• _LISTED RECORDS_:
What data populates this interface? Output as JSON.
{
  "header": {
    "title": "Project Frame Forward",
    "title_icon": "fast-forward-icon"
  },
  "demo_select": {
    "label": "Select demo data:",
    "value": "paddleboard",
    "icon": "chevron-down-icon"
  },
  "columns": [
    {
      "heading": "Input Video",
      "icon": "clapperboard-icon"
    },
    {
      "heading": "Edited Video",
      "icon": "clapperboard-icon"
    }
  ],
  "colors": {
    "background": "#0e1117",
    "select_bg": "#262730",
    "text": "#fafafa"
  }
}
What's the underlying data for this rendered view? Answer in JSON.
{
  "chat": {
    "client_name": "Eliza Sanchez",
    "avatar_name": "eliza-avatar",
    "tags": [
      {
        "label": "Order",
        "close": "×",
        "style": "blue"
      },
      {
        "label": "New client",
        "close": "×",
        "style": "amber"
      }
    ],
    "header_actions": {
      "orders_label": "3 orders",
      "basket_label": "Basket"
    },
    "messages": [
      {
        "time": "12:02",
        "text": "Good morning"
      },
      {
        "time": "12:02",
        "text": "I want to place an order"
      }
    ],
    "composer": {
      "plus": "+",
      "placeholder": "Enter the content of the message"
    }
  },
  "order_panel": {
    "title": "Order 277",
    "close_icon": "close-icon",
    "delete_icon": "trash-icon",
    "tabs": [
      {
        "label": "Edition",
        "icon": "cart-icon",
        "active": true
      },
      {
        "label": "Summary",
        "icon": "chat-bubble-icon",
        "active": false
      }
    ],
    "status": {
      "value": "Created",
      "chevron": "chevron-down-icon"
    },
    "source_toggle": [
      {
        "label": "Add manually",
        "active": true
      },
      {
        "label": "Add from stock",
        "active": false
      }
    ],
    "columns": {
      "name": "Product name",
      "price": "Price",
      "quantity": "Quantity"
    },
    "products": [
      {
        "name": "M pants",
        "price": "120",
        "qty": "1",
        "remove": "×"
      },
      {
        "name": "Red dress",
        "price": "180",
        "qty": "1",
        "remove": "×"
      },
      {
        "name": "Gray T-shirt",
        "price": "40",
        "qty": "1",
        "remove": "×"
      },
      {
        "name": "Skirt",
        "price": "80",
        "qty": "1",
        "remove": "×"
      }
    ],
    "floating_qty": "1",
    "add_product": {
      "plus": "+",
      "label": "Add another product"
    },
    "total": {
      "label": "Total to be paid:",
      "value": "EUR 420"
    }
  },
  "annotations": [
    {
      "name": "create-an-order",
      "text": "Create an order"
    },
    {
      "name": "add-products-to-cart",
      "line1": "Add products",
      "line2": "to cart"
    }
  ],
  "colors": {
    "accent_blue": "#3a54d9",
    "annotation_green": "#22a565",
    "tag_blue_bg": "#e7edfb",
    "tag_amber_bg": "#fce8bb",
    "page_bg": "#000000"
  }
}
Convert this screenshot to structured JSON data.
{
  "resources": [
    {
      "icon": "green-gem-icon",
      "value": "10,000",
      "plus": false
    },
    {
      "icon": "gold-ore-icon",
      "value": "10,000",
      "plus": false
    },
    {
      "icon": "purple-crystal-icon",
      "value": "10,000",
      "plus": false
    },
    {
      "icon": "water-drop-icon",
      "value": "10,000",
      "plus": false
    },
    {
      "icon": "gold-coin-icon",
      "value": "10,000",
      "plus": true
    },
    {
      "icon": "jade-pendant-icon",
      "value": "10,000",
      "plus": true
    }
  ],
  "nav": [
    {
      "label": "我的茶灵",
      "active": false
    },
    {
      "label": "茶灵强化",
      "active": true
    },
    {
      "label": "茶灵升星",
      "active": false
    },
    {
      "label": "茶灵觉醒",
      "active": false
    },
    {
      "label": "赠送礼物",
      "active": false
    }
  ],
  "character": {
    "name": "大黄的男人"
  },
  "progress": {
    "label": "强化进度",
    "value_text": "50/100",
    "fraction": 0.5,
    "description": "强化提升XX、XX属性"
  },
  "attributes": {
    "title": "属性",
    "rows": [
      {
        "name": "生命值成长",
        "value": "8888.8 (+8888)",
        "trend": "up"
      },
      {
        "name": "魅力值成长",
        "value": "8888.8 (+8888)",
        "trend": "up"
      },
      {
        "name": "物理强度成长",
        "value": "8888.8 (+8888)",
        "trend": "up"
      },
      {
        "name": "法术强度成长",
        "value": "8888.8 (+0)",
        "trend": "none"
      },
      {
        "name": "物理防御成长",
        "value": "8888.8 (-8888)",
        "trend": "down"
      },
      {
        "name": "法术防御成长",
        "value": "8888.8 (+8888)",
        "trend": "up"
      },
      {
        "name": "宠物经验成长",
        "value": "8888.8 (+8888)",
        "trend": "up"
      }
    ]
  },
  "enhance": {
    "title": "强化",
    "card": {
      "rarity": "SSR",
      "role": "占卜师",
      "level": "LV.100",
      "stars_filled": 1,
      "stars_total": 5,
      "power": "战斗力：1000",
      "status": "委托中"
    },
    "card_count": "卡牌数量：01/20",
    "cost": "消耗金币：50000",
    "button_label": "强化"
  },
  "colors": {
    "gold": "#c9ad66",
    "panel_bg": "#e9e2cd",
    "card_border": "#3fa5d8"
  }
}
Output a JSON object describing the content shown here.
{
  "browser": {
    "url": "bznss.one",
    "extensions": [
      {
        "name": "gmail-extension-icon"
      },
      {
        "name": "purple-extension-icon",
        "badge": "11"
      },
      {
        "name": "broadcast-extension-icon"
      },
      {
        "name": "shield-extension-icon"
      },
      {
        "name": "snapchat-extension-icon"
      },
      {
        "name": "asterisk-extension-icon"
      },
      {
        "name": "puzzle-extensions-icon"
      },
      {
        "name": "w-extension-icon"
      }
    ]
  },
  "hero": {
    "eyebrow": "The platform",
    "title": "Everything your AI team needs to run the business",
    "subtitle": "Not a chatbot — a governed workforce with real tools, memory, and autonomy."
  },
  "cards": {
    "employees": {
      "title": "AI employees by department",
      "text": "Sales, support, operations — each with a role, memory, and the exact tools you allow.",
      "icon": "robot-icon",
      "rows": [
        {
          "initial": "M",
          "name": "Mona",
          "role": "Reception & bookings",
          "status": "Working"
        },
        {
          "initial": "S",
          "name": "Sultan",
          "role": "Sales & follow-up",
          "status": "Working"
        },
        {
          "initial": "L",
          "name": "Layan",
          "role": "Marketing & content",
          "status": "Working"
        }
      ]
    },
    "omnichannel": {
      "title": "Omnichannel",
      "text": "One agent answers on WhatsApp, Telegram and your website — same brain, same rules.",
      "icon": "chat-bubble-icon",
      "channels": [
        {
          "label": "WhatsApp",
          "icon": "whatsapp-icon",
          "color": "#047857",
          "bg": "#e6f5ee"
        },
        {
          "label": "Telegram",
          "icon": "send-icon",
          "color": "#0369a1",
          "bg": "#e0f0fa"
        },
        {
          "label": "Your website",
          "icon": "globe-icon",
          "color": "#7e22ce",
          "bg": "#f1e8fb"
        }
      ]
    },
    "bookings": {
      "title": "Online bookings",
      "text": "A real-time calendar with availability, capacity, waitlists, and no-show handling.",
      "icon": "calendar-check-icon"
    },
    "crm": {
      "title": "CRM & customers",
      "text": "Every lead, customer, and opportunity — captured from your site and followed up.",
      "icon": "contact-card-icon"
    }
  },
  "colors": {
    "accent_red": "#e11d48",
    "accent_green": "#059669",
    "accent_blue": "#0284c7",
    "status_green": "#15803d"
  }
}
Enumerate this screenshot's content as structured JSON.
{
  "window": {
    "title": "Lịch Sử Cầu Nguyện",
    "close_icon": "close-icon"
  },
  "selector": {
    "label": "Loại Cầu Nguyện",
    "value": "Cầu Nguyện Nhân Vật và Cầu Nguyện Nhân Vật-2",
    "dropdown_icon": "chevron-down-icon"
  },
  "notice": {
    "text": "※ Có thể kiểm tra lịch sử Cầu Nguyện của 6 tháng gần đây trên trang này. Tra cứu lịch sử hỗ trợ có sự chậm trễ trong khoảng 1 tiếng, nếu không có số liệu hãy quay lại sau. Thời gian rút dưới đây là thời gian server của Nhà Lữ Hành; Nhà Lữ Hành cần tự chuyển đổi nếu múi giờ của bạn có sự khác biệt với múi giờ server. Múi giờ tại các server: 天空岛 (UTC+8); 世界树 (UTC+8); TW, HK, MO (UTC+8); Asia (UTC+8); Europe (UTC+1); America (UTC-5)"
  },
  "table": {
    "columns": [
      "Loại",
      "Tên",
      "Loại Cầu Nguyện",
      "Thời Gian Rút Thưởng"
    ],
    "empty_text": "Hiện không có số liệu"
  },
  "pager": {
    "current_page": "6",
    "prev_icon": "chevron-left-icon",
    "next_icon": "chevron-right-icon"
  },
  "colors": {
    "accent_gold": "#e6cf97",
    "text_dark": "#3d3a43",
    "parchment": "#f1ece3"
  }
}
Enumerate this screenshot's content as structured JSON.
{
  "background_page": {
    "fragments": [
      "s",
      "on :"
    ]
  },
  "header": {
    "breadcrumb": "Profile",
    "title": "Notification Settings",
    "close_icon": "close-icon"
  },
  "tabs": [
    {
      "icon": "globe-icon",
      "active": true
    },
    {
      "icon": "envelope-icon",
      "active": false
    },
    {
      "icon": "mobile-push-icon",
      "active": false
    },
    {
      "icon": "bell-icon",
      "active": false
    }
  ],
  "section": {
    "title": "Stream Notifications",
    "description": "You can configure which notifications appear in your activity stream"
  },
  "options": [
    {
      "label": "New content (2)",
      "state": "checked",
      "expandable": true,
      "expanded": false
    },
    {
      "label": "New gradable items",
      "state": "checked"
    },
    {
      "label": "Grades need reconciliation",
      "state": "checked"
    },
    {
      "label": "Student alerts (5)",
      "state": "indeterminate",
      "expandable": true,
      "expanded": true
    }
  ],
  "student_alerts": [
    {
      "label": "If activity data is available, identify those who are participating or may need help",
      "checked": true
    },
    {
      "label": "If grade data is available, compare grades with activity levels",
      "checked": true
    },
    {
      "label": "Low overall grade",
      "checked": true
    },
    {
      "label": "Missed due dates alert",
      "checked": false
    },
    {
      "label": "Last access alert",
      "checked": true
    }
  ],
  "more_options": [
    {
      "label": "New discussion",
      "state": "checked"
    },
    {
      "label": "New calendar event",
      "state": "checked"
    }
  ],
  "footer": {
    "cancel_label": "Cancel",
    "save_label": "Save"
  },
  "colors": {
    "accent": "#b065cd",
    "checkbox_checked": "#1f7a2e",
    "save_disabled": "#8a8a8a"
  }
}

• _PROBLEM STATEMENT_: Locate the lines above that hold the word "Telegram". Show every one of them.

• _TASK RESULT_:
      "text": "One agent answers on WhatsApp, Telegram and your website — same brain, same rules.",
          "label": "Telegram",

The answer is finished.